→ Requirements
Look through the lines below and extract each one that contains "CLERK".

→ Provided entries
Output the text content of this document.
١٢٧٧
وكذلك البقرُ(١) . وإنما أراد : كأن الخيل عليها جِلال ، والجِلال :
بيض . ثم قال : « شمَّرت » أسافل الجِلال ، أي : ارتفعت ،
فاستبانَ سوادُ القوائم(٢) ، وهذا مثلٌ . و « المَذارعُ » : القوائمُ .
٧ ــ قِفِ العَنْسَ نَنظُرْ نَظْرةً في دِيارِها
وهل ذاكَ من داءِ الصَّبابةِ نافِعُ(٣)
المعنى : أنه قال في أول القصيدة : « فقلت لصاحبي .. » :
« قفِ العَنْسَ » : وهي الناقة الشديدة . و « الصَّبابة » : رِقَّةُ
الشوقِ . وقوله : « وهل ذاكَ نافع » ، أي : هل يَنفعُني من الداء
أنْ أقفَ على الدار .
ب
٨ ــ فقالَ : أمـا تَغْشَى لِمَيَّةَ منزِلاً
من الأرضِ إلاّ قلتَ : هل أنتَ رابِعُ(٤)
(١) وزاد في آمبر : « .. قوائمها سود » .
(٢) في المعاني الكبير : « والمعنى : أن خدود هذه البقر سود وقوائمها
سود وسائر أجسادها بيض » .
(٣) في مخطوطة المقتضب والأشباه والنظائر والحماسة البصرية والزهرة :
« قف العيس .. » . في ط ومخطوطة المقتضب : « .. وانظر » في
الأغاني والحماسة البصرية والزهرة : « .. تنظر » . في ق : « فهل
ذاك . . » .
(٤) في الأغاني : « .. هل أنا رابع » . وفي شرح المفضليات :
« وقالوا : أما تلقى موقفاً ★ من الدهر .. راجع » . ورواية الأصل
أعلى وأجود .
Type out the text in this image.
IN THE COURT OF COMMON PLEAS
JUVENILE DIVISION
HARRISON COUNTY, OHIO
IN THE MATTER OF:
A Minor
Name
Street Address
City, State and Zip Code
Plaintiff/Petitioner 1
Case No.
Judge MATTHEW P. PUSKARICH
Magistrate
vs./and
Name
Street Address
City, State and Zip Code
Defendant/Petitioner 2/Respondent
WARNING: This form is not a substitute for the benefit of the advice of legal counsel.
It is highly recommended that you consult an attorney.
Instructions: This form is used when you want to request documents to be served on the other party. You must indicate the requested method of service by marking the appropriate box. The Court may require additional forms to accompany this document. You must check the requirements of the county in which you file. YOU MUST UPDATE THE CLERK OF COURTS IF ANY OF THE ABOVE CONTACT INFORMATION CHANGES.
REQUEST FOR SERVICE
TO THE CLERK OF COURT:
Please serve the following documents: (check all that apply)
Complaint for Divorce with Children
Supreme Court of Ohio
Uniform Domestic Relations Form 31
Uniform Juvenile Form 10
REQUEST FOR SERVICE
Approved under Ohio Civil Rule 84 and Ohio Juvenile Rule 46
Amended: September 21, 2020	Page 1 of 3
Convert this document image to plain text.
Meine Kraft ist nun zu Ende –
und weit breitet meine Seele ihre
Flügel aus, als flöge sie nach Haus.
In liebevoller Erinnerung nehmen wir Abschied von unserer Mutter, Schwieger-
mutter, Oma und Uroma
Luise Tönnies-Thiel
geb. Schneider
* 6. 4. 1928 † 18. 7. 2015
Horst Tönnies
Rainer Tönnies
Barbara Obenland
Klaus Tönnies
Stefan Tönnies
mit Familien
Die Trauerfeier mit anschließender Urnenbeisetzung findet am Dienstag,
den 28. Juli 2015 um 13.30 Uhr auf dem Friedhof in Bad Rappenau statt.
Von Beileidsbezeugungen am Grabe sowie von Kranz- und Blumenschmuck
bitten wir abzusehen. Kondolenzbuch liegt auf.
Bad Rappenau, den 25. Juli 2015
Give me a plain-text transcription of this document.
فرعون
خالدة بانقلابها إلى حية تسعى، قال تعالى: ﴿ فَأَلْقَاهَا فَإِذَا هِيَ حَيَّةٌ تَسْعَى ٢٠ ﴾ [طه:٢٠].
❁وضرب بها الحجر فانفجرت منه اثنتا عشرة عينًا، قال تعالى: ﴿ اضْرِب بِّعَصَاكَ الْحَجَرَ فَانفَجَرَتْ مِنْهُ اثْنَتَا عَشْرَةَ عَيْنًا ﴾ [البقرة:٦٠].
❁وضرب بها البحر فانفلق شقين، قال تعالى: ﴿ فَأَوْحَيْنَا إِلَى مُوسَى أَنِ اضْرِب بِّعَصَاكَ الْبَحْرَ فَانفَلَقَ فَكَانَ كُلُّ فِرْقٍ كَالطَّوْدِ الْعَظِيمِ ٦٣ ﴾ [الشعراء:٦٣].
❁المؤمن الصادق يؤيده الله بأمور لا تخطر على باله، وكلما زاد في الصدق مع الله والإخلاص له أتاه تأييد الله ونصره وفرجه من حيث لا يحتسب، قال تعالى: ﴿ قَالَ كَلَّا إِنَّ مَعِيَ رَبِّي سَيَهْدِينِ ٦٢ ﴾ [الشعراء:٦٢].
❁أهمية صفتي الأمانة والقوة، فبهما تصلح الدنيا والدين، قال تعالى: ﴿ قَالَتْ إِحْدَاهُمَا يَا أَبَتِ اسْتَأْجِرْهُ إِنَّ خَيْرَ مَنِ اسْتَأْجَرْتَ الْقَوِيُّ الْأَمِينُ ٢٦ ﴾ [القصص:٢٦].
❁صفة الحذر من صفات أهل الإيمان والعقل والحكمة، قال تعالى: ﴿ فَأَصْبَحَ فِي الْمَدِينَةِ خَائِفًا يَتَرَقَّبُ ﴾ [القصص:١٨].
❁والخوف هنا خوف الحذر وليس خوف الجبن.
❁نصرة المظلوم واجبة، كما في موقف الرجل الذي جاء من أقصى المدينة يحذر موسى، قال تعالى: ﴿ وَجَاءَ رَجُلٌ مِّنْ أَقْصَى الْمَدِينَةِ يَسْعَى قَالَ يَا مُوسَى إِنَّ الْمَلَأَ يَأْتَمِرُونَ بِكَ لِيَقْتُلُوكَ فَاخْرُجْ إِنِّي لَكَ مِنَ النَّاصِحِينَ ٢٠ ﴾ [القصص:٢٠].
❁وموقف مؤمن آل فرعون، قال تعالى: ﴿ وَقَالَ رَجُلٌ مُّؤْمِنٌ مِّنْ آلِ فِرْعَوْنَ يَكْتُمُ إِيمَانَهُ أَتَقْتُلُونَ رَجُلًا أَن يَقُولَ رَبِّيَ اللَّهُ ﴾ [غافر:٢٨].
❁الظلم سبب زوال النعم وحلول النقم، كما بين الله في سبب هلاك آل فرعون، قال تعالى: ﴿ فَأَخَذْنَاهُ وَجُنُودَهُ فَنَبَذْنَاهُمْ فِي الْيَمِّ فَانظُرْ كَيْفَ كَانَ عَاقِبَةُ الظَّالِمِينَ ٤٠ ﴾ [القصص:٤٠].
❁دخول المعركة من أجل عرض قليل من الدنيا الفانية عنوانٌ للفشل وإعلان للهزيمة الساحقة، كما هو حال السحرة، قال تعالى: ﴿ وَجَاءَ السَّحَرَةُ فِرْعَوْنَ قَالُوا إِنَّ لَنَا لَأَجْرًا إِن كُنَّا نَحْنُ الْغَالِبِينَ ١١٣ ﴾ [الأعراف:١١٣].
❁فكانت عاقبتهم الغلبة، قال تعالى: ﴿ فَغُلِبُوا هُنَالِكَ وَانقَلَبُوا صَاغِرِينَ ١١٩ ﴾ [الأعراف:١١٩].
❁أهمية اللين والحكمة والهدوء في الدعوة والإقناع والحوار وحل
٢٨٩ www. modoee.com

→ Written response
Instructions: This form is used when you want to request documents to be served on the other party. You must indicate the requested method of service by marking the appropriate box. The Court may require additional forms to accompany this document. You must check the requirements of the county in which you file. YOU MUST UPDATE THE CLERK OF COURTS IF ANY OF THE ABOVE CONTACT INFORMATION CHANGES.
TO THE CLERK OF COURT:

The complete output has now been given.